> **Objective**: Locate the word "requester" in the material, then show every line that holds it.

> **Dataset entries**:
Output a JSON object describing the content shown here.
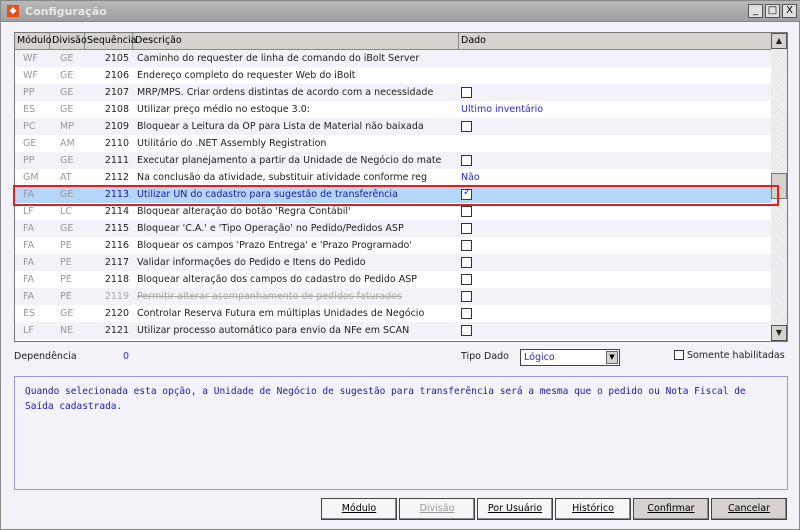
{
  "window": {
    "title": "Configuração",
    "min": "_",
    "max": "□",
    "close": "X"
  },
  "grid": {
    "headers": [
      "Módulo",
      "Divisão",
      "Sequência",
      "Descrição",
      "Dado"
    ],
    "rows": [
      {
        "mod": "WF",
        "div": "GE",
        "seq": "2105",
        "desc": "Caminho do requester de linha de comando do iBolt Server",
        "dado": ""
      },
      {
        "mod": "WF",
        "div": "GE",
        "seq": "2106",
        "desc": "Endereço completo do requester Web do iBolt",
        "dado": ""
      },
      {
        "mod": "PP",
        "div": "GE",
        "seq": "2107",
        "desc": "MRP/MPS. Criar ordens distintas de acordo com a necessidade",
        "check": false
      },
      {
        "mod": "ES",
        "div": "GE",
        "seq": "2108",
        "desc": "Utilizar preço médio no estoque 3.0:",
        "dado": "Ultimo inventário"
      },
      {
        "mod": "PC",
        "div": "MP",
        "seq": "2109",
        "desc": "Bloquear a Leitura da OP para Lista de Material não baixada",
        "check": false
      },
      {
        "mod": "GE",
        "div": "AM",
        "seq": "2110",
        "desc": "Utilitário do .NET Assembly Registration",
        "dado": ""
      },
      {
        "mod": "PP",
        "div": "GE",
        "seq": "2111",
        "desc": "Executar planejamento a partir da Unidade de Negócio do mate",
        "check": false
      },
      {
        "mod": "GM",
        "div": "AT",
        "seq": "2112",
        "desc": "Na conclusão da atividade, substituir atividade conforme reg",
        "dado": "Não"
      },
      {
        "mod": "FA",
        "div": "GE",
        "seq": "2113",
        "desc": "Utilizar UN do cadastro para sugestão de transferência",
        "check": true,
        "selected": true
      },
      {
        "mod": "LF",
        "div": "LC",
        "seq": "2114",
        "desc": "Bloquear alteração do botão 'Regra Contábil'",
        "check": false
      },
      {
        "mod": "FA",
        "div": "GE",
        "seq": "2115",
        "desc": "Bloquear 'C.A.' e 'Tipo Operação' no Pedido/Pedidos ASP",
        "check": false
      },
      {
        "mod": "FA",
        "div": "PE",
        "seq": "2116",
        "desc": "Bloquear os campos 'Prazo Entrega' e 'Prazo Programado'",
        "check": false
      },
      {
        "mod": "FA",
        "div": "PE",
        "seq": "2117",
        "desc": "Validar informações do Pedido e Itens do Pedido",
        "check": false
      },
      {
        "mod": "FA",
        "div": "PE",
        "seq": "2118",
        "desc": "Bloquear alteração dos campos do cadastro do Pedido ASP",
        "check": false
      },
      {
        "mod": "FA",
        "div": "PE",
        "seq": "2119",
        "desc": "Permitir alterar acompanhamento de pedidos faturados",
        "check": false,
        "disabled": true
      },
      {
        "mod": "ES",
        "div": "GE",
        "seq": "2120",
        "desc": "Controlar Reserva Futura em múltiplas Unidades de Negócio",
        "check": false
      },
      {
        "mod": "LF",
        "div": "NE",
        "seq": "2121",
        "desc": "Utilizar processo automático para envio da NFe em SCAN",
        "check": false
      }
    ]
  },
  "footer": {
    "dependencia_label": "Dependência",
    "dependencia_value": "0",
    "tipo_dado_label": "Tipo Dado",
    "tipo_dado_value": "Lógico",
    "somente_label": "Somente habilitadas"
  },
  "description": "Quando selecionada esta opção, a Unidade de Negócio de sugestão para transferência será a mesma que o pedido ou Nota Fiscal de Saída cadastrada.",
  "buttons": {
    "modulo": "Módulo",
    "divisao": "Divisão",
    "por_usuario": "Por Usuário",
    "historico": "Histórico",
    "confirmar": "Confirmar",
    "cancelar": "Cancelar"
  }
}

> **Completed task**:
        "desc": "Caminho do requester de linha de comando do iBolt Server",
        "desc": "Endereço completo do requester Web do iBolt",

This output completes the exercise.